## Exercise:
Transcribe everything in the data word for word. Pictures are left out.

## Task inputs:

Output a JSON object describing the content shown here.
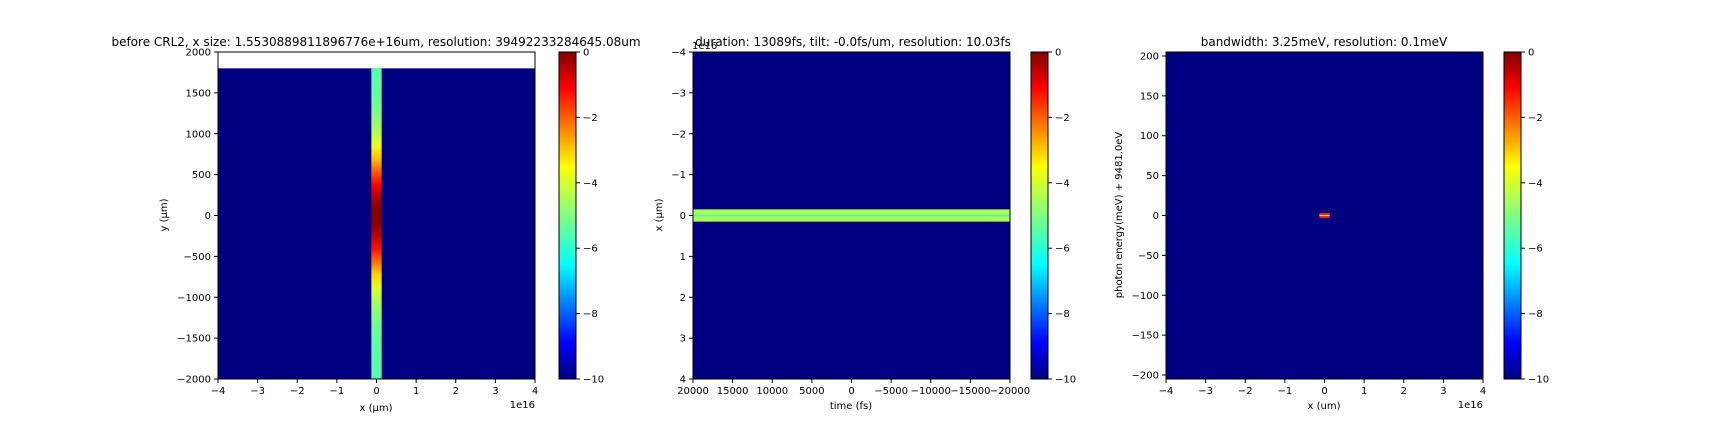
{
  "colormap": {
    "name": "jet",
    "stops": [
      "#000080",
      "#0000ff",
      "#00ffff",
      "#ffff00",
      "#ff0000",
      "#800000"
    ],
    "background": "#000080"
  },
  "chart_data": [
    {
      "type": "heatmap",
      "title": "before CRL2, x size: 1.5530889811896776e+16um, resolution: 39492233284645.08um",
      "xlabel": "x (μm)",
      "ylabel": "y (μm)",
      "xlim": [
        -4,
        4
      ],
      "ylim": [
        -2000,
        2000
      ],
      "y_inverted": false,
      "x_ticks": [
        -4,
        -3,
        -2,
        -1,
        0,
        1,
        2,
        3,
        4
      ],
      "x_tick_labels": [
        "−4",
        "−3",
        "−2",
        "−1",
        "0",
        "1",
        "2",
        "3",
        "4"
      ],
      "x_offset_label": "1e16",
      "y_ticks": [
        2000,
        1500,
        1000,
        500,
        0,
        -500,
        -1000,
        -1500,
        -2000
      ],
      "y_tick_labels": [
        "2000",
        "1500",
        "1000",
        "500",
        "0",
        "−500",
        "−1000",
        "−1500",
        "−2000"
      ],
      "data_extent_y_top": 1800,
      "feature": {
        "kind": "vertical_band",
        "x_range": [
          -0.13,
          0.13
        ],
        "peak_y": 0,
        "edge_value": -5.5,
        "peak_value": 0,
        "falloff": 800
      },
      "colorbar": {
        "range": [
          -10,
          0
        ],
        "ticks": [
          0,
          -2,
          -4,
          -6,
          -8,
          -10
        ],
        "tick_labels": [
          "0",
          "−2",
          "−4",
          "−6",
          "−8",
          "−10"
        ]
      }
    },
    {
      "type": "heatmap",
      "title": "duration: 13089fs, tilt: -0.0fs/um, resolution: 10.03fs",
      "xlabel": "time (fs)",
      "ylabel": "x (μm)",
      "xlim": [
        20000,
        -20000
      ],
      "ylim": [
        4,
        -4
      ],
      "y_inverted": true,
      "x_ticks": [
        20000,
        15000,
        10000,
        5000,
        0,
        -5000,
        -10000,
        -15000,
        -20000
      ],
      "x_tick_labels": [
        "20000",
        "15000",
        "10000",
        "5000",
        "0",
        "−5000",
        "−10000",
        "−15000",
        "−20000"
      ],
      "y_ticks": [
        -4,
        -3,
        -2,
        -1,
        0,
        1,
        2,
        3,
        4
      ],
      "y_tick_labels": [
        "−4",
        "−3",
        "−2",
        "−1",
        "0",
        "1",
        "2",
        "3",
        "4"
      ],
      "y_offset_label": "1e16",
      "feature": {
        "kind": "horizontal_band",
        "y_range": [
          -0.15,
          0.15
        ],
        "value": -4.5
      },
      "colorbar": {
        "range": [
          -10,
          0
        ],
        "ticks": [
          0,
          -2,
          -4,
          -6,
          -8,
          -10
        ],
        "tick_labels": [
          "0",
          "−2",
          "−4",
          "−6",
          "−8",
          "−10"
        ]
      }
    },
    {
      "type": "heatmap",
      "title": "bandwidth: 3.25meV, resolution: 0.1meV",
      "xlabel": "x (um)",
      "ylabel": "photon energy(meV) + 9481.0eV",
      "xlim": [
        -4,
        4
      ],
      "ylim": [
        -205,
        205
      ],
      "y_inverted": false,
      "x_ticks": [
        -4,
        -3,
        -2,
        -1,
        0,
        1,
        2,
        3,
        4
      ],
      "x_tick_labels": [
        "−4",
        "−3",
        "−2",
        "−1",
        "0",
        "1",
        "2",
        "3",
        "4"
      ],
      "x_offset_label": "1e16",
      "y_ticks": [
        200,
        150,
        100,
        50,
        0,
        -50,
        -100,
        -150,
        -200
      ],
      "y_tick_labels": [
        "200",
        "150",
        "100",
        "50",
        "0",
        "−50",
        "−100",
        "−150",
        "−200"
      ],
      "feature": {
        "kind": "spot",
        "x_range": [
          -0.13,
          0.13
        ],
        "y_range": [
          -3,
          3
        ],
        "value": -1.5
      },
      "colorbar": {
        "range": [
          -10,
          0
        ],
        "ticks": [
          0,
          -2,
          -4,
          -6,
          -8,
          -10
        ],
        "tick_labels": [
          "0",
          "−2",
          "−4",
          "−6",
          "−8",
          "−10"
        ]
      }
    }
  ]
}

## Output for this exercise:
Output a JSON object describing the content shown here.
{
  "colormap": {
    "name": "jet",
    "stops": [
      "#000080",
      "#0000ff",
      "#00ffff",
      "#ffff00",
      "#ff0000",
      "#800000"
    ],
    "background": "#000080"
  },
  "chart_data": [
    {
      "type": "heatmap",
      "title": "before CRL2, x size: 1.5530889811896776e+16um, resolution: 39492233284645.08um",
      "xlabel": "x (μm)",
      "ylabel": "y (μm)",
      "xlim": [
        -4,
        4
      ],
      "ylim": [
        -2000,
        2000
      ],
      "y_inverted": false,
      "x_ticks": [
        -4,
        -3,
        -2,
        -1,
        0,
        1,
        2,
        3,
        4
      ],
      "x_tick_labels": [
        "−4",
        "−3",
        "−2",
        "−1",
        "0",
        "1",
        "2",
        "3",
        "4"
      ],
      "x_offset_label": "1e16",
      "y_ticks": [
        2000,
        1500,
        1000,
        500,
        0,
        -500,
        -1000,
        -1500,
        -2000
      ],
      "y_tick_labels": [
        "2000",
        "1500",
        "1000",
        "500",
        "0",
        "−500",
        "−1000",
        "−1500",
        "−2000"
      ],
      "data_extent_y_top": 1800,
      "feature": {
        "kind": "vertical_band",
        "x_range": [
          -0.13,
          0.13
        ],
        "peak_y": 0,
        "edge_value": -5.5,
        "peak_value": 0,
        "falloff": 800
      },
      "colorbar": {
        "range": [
          -10,
          0
        ],
        "ticks": [
          0,
          -2,
          -4,
          -6,
          -8,
          -10
        ],
        "tick_labels": [
          "0",
          "−2",
          "−4",
          "−6",
          "−8",
          "−10"
        ]
      }
    },
    {
      "type": "heatmap",
      "title": "duration: 13089fs, tilt: -0.0fs/um, resolution: 10.03fs",
      "xlabel": "time (fs)",
      "ylabel": "x (μm)",
      "xlim": [
        20000,
        -20000
      ],
      "ylim": [
        4,
        -4
      ],
      "y_inverted": true,
      "x_ticks": [
        20000,
        15000,
        10000,
        5000,
        0,
        -5000,
        -10000,
        -15000,
        -20000
      ],
      "x_tick_labels": [
        "20000",
        "15000",
        "10000",
        "5000",
        "0",
        "−5000",
        "−10000",
        "−15000",
        "−20000"
      ],
      "y_ticks": [
        -4,
        -3,
        -2,
        -1,
        0,
        1,
        2,
        3,
        4
      ],
      "y_tick_labels": [
        "−4",
        "−3",
        "−2",
        "−1",
        "0",
        "1",
        "2",
        "3",
        "4"
      ],
      "y_offset_label": "1e16",
      "feature": {
        "kind": "horizontal_band",
        "y_range": [
          -0.15,
          0.15
        ],
        "value": -4.5
      },
      "colorbar": {
        "range": [
          -10,
          0
        ],
        "ticks": [
          0,
          -2,
          -4,
          -6,
          -8,
          -10
        ],
        "tick_labels": [
          "0",
          "−2",
          "−4",
          "−6",
          "−8",
          "−10"
        ]
      }
    },
    {
      "type": "heatmap",
      "title": "bandwidth: 3.25meV, resolution: 0.1meV",
      "xlabel": "x (um)",
      "ylabel": "photon energy(meV) + 9481.0eV",
      "xlim": [
        -4,
        4
      ],
      "ylim": [
        -205,
        205
      ],
      "y_inverted": false,
      "x_ticks": [
        -4,
        -3,
        -2,
        -1,
        0,
        1,
        2,
        3,
        4
      ],
      "x_tick_labels": [
        "−4",
        "−3",
        "−2",
        "−1",
        "0",
        "1",
        "2",
        "3",
        "4"
      ],
      "x_offset_label": "1e16",
      "y_ticks": [
        200,
        150,
        100,
        50,
        0,
        -50,
        -100,
        -150,
        -200
      ],
      "y_tick_labels": [
        "200",
        "150",
        "100",
        "50",
        "0",
        "−50",
        "−100",
        "−150",
        "−200"
      ],
      "feature": {
        "kind": "spot",
        "x_range": [
          -0.13,
          0.13
        ],
        "y_range": [
          -3,
          3
        ],
        "value": -1.5
      },
      "colorbar": {
        "range": [
          -10,
          0
        ],
        "ticks": [
          0,
          -2,
          -4,
          -6,
          -8,
          -10
        ],
        "tick_labels": [
          "0",
          "−2",
          "−4",
          "−6",
          "−8",
          "−10"
        ]
      }
    }
  ]
}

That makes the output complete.